§ EXERCISE DETAILS: Go through the material below and count the lines with the string "Risiko"; the number is the whole answer.

§ GIVEN RECORDS:
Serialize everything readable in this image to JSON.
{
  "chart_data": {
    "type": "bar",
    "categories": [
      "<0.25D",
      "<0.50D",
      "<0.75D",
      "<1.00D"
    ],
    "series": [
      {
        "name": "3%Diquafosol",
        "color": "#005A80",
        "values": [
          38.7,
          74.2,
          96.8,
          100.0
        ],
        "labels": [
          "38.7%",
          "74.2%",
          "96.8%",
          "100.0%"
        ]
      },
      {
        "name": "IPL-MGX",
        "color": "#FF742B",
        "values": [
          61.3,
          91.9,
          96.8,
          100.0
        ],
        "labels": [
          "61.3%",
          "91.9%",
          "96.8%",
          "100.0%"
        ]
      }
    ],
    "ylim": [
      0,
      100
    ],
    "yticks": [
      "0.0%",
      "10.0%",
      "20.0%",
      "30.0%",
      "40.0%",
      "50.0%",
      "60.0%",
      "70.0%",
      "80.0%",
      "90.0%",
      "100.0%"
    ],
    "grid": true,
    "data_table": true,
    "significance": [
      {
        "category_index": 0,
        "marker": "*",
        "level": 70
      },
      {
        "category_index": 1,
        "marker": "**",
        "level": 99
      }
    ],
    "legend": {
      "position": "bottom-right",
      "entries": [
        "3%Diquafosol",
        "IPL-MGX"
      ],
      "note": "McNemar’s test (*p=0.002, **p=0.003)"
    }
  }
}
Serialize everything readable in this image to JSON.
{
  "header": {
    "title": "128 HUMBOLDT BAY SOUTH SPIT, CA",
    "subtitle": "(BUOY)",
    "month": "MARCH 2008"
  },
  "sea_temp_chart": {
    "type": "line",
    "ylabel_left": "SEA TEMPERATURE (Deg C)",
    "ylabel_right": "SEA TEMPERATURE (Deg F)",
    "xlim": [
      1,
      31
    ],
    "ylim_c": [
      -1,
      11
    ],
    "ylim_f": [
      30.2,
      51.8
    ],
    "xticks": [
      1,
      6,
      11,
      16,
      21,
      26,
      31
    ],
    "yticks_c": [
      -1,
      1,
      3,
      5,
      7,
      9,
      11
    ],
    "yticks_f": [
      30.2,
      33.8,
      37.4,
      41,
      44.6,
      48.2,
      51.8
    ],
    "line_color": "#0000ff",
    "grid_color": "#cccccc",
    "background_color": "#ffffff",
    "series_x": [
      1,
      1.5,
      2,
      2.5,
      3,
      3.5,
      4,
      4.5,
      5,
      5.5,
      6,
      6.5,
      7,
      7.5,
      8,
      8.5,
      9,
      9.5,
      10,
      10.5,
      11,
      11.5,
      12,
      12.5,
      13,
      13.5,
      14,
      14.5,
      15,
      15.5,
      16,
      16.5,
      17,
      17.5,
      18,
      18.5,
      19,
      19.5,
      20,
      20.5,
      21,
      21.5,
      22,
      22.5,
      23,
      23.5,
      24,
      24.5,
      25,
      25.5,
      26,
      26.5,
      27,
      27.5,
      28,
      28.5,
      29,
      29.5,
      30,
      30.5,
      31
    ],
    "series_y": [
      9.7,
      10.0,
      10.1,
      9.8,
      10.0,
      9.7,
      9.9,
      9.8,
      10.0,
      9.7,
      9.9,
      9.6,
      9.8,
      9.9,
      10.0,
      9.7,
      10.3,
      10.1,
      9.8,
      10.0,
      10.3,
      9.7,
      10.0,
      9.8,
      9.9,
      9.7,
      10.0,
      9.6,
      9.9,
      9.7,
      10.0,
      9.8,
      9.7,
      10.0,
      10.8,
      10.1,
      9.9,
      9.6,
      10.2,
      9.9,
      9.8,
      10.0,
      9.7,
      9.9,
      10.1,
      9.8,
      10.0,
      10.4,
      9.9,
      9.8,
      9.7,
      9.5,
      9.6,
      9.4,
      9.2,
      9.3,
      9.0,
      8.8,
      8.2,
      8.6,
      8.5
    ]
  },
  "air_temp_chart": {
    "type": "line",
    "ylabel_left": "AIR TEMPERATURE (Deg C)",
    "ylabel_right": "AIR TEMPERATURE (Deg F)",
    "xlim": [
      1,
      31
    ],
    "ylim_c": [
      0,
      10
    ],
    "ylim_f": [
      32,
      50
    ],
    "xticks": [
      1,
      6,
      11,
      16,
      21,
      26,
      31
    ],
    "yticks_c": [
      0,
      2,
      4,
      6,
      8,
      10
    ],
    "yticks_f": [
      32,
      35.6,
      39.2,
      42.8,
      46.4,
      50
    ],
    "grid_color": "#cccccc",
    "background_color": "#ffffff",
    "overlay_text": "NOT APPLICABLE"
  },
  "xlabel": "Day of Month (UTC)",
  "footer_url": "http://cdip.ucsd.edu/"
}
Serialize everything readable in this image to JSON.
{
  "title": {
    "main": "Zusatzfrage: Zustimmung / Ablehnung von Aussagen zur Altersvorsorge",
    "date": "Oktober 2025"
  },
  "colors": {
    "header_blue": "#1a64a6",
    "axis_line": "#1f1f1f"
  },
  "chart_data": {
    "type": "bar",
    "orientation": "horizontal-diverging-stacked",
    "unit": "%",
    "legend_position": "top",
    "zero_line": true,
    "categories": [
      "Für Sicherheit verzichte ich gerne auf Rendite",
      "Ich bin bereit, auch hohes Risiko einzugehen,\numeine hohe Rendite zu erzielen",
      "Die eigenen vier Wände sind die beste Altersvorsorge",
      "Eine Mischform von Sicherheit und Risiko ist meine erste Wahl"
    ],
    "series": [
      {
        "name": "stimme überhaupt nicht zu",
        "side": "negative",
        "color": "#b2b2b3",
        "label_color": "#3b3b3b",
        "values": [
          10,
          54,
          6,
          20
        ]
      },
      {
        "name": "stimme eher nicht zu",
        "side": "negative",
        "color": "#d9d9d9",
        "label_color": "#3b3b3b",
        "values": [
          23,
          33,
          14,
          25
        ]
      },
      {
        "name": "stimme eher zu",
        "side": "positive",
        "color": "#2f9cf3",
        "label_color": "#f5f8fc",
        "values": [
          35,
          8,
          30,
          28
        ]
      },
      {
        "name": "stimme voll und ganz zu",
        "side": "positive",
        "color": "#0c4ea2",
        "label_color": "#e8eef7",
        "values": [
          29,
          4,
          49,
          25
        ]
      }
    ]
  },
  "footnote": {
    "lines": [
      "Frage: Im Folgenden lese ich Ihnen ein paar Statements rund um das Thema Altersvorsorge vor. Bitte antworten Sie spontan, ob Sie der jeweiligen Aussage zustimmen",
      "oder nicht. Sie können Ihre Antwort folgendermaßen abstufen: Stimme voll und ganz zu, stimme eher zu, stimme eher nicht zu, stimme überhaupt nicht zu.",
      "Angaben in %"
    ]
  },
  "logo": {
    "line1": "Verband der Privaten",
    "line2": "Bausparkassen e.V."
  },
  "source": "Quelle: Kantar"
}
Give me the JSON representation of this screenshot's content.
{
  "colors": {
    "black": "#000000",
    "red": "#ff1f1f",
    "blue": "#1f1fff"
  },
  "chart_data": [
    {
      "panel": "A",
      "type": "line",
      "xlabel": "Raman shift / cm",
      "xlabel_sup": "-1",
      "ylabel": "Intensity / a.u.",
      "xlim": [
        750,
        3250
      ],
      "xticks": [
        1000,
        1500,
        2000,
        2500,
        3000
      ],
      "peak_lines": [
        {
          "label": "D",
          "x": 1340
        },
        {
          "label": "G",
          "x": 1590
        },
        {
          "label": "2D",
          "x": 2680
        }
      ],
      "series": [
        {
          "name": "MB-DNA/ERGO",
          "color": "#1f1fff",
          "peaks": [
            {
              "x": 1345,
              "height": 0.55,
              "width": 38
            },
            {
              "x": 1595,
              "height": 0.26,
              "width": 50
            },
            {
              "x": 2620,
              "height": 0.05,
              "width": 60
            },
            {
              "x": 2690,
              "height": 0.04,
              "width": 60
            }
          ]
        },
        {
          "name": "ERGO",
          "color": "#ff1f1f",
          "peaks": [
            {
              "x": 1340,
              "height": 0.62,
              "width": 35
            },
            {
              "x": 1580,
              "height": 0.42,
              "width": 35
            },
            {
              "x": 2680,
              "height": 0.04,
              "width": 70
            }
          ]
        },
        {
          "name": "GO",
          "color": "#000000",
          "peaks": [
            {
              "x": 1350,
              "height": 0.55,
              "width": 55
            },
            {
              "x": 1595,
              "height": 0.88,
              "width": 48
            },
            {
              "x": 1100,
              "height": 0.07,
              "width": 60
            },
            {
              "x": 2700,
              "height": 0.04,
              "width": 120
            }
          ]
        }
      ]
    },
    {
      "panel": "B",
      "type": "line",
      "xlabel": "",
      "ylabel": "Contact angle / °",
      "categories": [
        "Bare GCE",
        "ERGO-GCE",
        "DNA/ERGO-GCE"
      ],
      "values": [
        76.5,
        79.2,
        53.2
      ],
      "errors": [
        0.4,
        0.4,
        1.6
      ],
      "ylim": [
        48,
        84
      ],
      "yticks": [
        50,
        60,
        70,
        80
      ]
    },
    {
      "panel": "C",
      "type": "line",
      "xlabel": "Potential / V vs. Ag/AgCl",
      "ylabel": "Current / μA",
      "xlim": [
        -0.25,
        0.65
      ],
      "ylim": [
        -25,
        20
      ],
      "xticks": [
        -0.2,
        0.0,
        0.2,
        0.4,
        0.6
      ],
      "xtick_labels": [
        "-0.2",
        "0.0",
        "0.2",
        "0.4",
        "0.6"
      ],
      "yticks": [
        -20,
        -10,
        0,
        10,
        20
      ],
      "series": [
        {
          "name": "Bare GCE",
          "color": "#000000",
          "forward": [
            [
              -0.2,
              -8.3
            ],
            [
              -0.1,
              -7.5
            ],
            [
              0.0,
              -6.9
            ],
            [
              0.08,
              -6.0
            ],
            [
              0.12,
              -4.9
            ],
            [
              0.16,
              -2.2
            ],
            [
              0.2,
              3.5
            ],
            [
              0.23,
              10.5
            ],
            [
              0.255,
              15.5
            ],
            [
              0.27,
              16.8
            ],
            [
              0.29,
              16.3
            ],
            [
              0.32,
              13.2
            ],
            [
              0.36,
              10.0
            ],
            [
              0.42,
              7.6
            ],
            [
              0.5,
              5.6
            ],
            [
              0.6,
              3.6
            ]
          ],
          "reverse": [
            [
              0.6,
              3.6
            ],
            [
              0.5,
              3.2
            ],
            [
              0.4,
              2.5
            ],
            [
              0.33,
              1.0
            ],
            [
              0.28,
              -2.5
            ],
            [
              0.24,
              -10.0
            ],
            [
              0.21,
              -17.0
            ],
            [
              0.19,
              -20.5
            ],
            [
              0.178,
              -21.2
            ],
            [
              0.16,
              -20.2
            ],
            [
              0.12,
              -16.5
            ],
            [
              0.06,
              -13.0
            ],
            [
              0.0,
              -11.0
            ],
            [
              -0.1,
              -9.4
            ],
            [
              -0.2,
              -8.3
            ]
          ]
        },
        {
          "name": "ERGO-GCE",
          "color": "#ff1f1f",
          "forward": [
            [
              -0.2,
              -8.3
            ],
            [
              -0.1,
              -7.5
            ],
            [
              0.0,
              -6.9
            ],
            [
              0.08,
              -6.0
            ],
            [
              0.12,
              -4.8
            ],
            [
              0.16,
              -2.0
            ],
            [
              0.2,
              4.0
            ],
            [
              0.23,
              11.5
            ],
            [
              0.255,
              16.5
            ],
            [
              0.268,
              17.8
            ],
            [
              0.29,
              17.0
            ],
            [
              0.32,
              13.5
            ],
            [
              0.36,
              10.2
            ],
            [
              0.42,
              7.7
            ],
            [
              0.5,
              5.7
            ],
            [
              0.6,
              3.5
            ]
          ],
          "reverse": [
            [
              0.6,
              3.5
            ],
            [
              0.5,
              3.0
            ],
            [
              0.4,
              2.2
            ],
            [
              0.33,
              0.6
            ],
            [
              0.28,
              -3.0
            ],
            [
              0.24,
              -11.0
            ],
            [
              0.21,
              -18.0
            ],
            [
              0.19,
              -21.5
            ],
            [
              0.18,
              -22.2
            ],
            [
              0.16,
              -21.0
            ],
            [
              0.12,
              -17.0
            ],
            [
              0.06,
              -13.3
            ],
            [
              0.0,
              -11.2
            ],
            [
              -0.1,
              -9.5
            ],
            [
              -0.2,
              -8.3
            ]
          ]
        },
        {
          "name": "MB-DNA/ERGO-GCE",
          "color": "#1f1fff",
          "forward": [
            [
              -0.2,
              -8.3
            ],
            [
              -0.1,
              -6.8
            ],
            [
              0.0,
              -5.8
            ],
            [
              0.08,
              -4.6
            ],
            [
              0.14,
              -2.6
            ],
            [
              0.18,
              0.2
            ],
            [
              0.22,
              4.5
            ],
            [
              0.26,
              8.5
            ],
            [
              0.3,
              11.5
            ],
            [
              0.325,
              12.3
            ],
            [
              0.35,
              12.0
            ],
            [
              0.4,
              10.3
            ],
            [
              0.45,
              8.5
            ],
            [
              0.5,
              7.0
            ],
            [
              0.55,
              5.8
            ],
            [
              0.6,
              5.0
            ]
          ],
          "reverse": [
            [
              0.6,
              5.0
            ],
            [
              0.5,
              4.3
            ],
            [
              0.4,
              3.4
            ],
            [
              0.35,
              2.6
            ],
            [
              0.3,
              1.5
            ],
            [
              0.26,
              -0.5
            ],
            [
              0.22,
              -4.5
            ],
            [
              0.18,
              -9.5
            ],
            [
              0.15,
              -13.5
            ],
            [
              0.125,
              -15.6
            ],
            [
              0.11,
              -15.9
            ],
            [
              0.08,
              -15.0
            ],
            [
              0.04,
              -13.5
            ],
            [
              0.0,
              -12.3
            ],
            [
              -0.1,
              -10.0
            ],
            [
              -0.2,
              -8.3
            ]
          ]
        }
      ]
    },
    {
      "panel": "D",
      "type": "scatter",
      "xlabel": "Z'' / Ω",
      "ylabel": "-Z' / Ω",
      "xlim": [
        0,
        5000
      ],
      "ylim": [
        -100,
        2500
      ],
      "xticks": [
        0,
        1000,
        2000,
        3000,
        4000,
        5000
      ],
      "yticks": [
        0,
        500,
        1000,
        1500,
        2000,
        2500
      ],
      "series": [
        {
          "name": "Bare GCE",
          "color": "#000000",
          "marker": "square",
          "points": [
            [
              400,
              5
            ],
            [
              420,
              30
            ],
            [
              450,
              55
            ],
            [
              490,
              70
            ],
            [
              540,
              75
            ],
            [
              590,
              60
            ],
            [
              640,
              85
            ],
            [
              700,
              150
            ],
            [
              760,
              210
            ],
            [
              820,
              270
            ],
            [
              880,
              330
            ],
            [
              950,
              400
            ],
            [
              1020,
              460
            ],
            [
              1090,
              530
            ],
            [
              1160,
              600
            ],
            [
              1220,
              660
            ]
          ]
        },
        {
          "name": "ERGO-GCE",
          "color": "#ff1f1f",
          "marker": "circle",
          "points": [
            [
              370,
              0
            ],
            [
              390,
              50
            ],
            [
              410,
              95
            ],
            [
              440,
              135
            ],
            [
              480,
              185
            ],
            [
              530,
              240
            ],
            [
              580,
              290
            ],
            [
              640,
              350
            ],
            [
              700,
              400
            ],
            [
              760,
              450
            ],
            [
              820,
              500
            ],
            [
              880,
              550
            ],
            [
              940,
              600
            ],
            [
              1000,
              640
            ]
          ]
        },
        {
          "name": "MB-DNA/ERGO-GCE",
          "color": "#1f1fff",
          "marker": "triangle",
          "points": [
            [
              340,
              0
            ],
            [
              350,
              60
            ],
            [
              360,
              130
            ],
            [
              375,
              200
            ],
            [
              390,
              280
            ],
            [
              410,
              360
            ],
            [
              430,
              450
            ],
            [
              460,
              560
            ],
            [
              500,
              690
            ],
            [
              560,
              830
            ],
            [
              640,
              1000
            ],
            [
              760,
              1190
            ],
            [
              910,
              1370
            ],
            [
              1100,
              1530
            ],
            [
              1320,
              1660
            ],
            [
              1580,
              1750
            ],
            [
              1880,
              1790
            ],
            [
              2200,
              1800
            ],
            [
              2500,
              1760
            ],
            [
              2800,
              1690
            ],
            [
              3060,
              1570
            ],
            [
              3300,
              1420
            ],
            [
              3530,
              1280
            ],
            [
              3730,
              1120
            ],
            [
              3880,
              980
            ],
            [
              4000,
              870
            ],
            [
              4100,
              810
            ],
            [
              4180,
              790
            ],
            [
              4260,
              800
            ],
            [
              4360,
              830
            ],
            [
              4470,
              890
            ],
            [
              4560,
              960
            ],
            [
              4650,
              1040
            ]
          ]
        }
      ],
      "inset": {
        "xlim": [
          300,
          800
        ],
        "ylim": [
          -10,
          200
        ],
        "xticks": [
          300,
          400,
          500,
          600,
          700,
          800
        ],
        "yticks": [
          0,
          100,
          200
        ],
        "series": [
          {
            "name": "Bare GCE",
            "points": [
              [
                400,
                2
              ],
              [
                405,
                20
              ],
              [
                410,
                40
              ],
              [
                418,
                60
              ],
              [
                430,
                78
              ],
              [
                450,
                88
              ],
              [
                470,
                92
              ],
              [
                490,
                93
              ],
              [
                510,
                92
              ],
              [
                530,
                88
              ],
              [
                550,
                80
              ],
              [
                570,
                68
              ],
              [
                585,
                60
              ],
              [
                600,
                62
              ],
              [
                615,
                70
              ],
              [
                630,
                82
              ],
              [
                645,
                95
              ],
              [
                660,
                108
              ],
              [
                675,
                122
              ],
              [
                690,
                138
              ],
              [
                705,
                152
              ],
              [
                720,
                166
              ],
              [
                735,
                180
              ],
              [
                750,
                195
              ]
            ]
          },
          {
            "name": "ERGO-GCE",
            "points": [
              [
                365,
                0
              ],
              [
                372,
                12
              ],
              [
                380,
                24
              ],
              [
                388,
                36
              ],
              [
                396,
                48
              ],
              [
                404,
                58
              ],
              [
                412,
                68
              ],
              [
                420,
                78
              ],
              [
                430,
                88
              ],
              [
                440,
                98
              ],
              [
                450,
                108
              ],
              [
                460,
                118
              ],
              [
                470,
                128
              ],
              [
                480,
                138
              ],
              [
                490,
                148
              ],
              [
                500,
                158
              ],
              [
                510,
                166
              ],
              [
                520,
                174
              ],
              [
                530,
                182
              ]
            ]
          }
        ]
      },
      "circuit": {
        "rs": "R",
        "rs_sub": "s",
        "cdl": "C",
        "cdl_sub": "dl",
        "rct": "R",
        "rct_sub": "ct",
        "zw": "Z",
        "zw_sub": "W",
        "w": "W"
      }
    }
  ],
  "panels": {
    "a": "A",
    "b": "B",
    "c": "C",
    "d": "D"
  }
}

§ THE COMPLETED TASK: 2